- [THE PROBLEM]: Only the pictures are omitted; repeat all other data exactly.

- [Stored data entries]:

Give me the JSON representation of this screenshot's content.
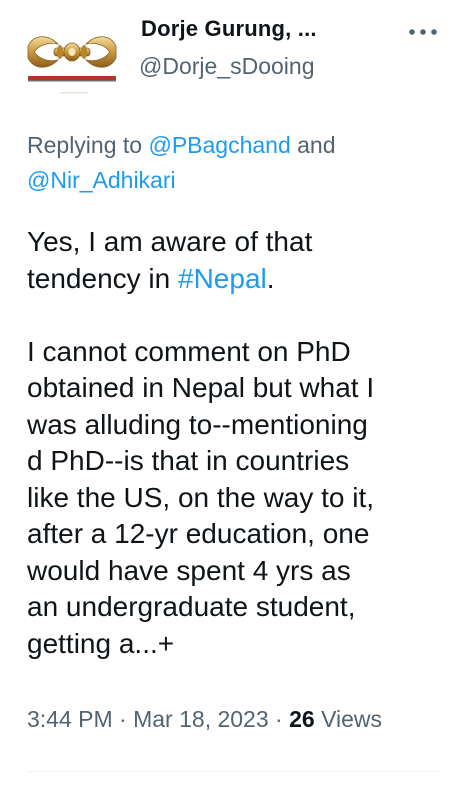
{
  "author": {
    "display_name": "Dorje Gurung, ...",
    "username": "@Dorje_sDooing",
    "avatar_icon": "vajra-icon"
  },
  "more_icon": "more-options-icon",
  "replying": {
    "prefix": "Replying to ",
    "mention_1": "@PBagchand",
    "conjunction": " and",
    "mention_2": "@Nir_Adhikari"
  },
  "body": {
    "line_1": "Yes, I am aware of that",
    "line_2_pre": "tendency in ",
    "line_2_hashtag": "#Nepal",
    "line_2_post": ".",
    "paragraph_2": [
      "I cannot comment on PhD",
      "obtained in Nepal but what I",
      "was alluding to--mentioning",
      "d PhD--is that in countries",
      "like the US, on the way to it,",
      "after a 12-yr education, one",
      "would have spent 4 yrs as",
      "an undergraduate student,",
      "getting a...+"
    ]
  },
  "meta": {
    "time": "3:44 PM",
    "separator": " · ",
    "date": "Mar 18, 2023",
    "views_count": "26",
    "views_label": "Views"
  },
  "colors": {
    "text": "#0f1419",
    "secondary": "#536471",
    "link": "#1d9bf0"
  }
}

- [SOLUTION TO THIS EXERCISE]:
Give me the JSON representation of this screenshot's content.
{
  "author": {
    "display_name": "Dorje Gurung, ...",
    "username": "@Dorje_sDooing",
    "avatar_icon": "vajra-icon"
  },
  "more_icon": "more-options-icon",
  "replying": {
    "prefix": "Replying to ",
    "mention_1": "@PBagchand",
    "conjunction": " and",
    "mention_2": "@Nir_Adhikari"
  },
  "body": {
    "line_1": "Yes, I am aware of that",
    "line_2_pre": "tendency in ",
    "line_2_hashtag": "#Nepal",
    "line_2_post": ".",
    "paragraph_2": [
      "I cannot comment on PhD",
      "obtained in Nepal but what I",
      "was alluding to--mentioning",
      "d PhD--is that in countries",
      "like the US, on the way to it,",
      "after a 12-yr education, one",
      "would have spent 4 yrs as",
      "an undergraduate student,",
      "getting a...+"
    ]
  },
  "meta": {
    "time": "3:44 PM",
    "separator": " · ",
    "date": "Mar 18, 2023",
    "views_count": "26",
    "views_label": "Views"
  },
  "colors": {
    "text": "#0f1419",
    "secondary": "#536471",
    "link": "#1d9bf0"
  }
}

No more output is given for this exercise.